— BEGIN Data —
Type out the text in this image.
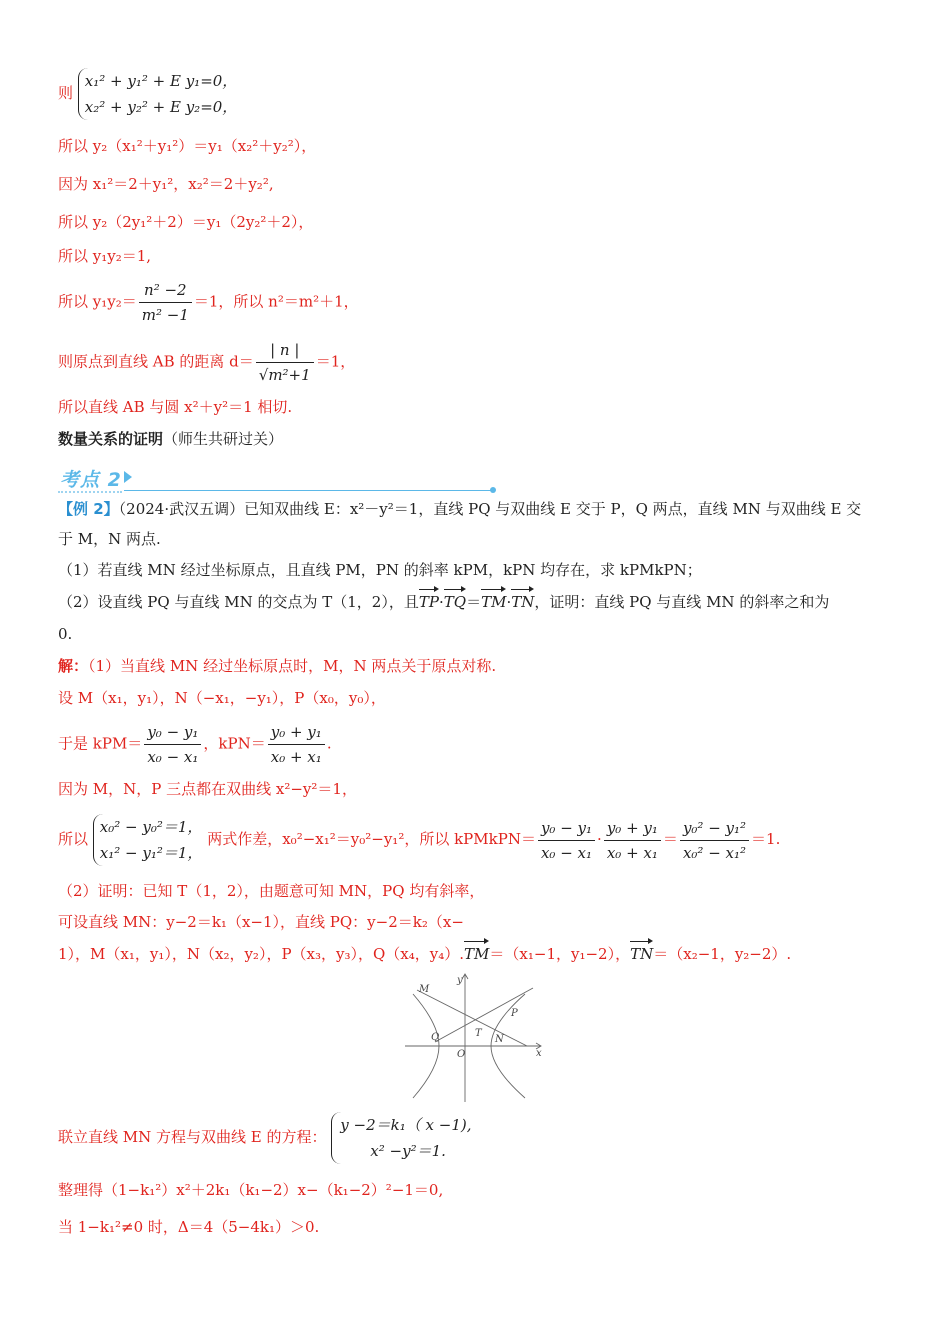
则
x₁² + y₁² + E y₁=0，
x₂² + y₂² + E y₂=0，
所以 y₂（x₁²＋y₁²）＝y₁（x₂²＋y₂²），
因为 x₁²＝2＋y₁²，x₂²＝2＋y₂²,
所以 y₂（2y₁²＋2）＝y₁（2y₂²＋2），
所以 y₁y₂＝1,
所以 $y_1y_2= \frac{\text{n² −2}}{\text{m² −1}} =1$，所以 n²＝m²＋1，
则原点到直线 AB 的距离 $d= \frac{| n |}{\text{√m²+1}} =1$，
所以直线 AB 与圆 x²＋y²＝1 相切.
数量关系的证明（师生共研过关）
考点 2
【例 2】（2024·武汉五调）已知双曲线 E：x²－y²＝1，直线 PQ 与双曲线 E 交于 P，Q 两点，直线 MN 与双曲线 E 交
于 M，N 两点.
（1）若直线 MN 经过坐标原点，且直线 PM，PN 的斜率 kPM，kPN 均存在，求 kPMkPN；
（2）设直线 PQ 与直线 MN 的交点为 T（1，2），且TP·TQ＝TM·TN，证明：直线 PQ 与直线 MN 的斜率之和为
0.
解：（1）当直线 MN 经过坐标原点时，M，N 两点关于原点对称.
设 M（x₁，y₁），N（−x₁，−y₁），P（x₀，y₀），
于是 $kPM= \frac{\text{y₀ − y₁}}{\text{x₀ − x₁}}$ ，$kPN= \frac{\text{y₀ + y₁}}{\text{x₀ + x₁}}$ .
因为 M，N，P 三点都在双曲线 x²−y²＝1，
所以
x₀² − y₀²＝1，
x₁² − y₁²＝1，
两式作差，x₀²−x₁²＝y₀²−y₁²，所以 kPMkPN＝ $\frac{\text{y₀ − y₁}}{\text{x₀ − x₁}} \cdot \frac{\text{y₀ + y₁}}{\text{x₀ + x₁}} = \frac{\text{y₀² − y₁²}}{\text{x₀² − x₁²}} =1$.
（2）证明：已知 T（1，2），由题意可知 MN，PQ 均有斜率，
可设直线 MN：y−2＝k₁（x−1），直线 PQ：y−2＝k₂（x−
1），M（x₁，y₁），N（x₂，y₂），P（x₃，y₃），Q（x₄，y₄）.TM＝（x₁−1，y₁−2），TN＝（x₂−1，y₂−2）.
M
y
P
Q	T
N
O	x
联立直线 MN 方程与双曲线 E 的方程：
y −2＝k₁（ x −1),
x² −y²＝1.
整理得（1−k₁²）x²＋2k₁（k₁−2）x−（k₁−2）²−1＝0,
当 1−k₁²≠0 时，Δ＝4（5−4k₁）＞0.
— END Data —
▶ [Challenge]
Copy the listing exactly. Any image in it stays out of the copy.

▶ [Exercise response]
Type out the text in this image.
则
x₁² + y₁² + E y₁=0，
x₂² + y₂² + E y₂=0，
所以 y₂（x₁²＋y₁²）＝y₁（x₂²＋y₂²），
因为 x₁²＝2＋y₁²，x₂²＝2＋y₂²,
所以 y₂（2y₁²＋2）＝y₁（2y₂²＋2），
所以 y₁y₂＝1,
所以 $y_1y_2= \frac{\text{n² −2}}{\text{m² −1}} =1$，所以 n²＝m²＋1，
则原点到直线 AB 的距离 $d= \frac{| n |}{\text{√m²+1}} =1$，
所以直线 AB 与圆 x²＋y²＝1 相切.
数量关系的证明（师生共研过关）
考点 2
【例 2】（2024·武汉五调）已知双曲线 E：x²－y²＝1，直线 PQ 与双曲线 E 交于 P，Q 两点，直线 MN 与双曲线 E 交
于 M，N 两点.
（1）若直线 MN 经过坐标原点，且直线 PM，PN 的斜率 kPM，kPN 均存在，求 kPMkPN；
（2）设直线 PQ 与直线 MN 的交点为 T（1，2），且TP·TQ＝TM·TN，证明：直线 PQ 与直线 MN 的斜率之和为
0.
解：（1）当直线 MN 经过坐标原点时，M，N 两点关于原点对称.
设 M（x₁，y₁），N（−x₁，−y₁），P（x₀，y₀），
于是 $kPM= \frac{\text{y₀ − y₁}}{\text{x₀ − x₁}}$ ，$kPN= \frac{\text{y₀ + y₁}}{\text{x₀ + x₁}}$ .
因为 M，N，P 三点都在双曲线 x²−y²＝1，
所以
x₀² − y₀²＝1，
x₁² − y₁²＝1，
两式作差，x₀²−x₁²＝y₀²−y₁²，所以 kPMkPN＝ $\frac{\text{y₀ − y₁}}{\text{x₀ − x₁}} \cdot \frac{\text{y₀ + y₁}}{\text{x₀ + x₁}} = \frac{\text{y₀² − y₁²}}{\text{x₀² − x₁²}} =1$.
（2）证明：已知 T（1，2），由题意可知 MN，PQ 均有斜率，
可设直线 MN：y−2＝k₁（x−1），直线 PQ：y−2＝k₂（x−
1），M（x₁，y₁），N（x₂，y₂），P（x₃，y₃），Q（x₄，y₄）.TM＝（x₁−1，y₁−2），TN＝（x₂−1，y₂−2）.
M
y
P
Q	T
N
O	x
联立直线 MN 方程与双曲线 E 的方程：
y −2＝k₁（ x −1),
x² −y²＝1.
整理得（1−k₁²）x²＋2k₁（k₁−2）x−（k₁−2）²−1＝0,
当 1−k₁²≠0 时，Δ＝4（5−4k₁）＞0.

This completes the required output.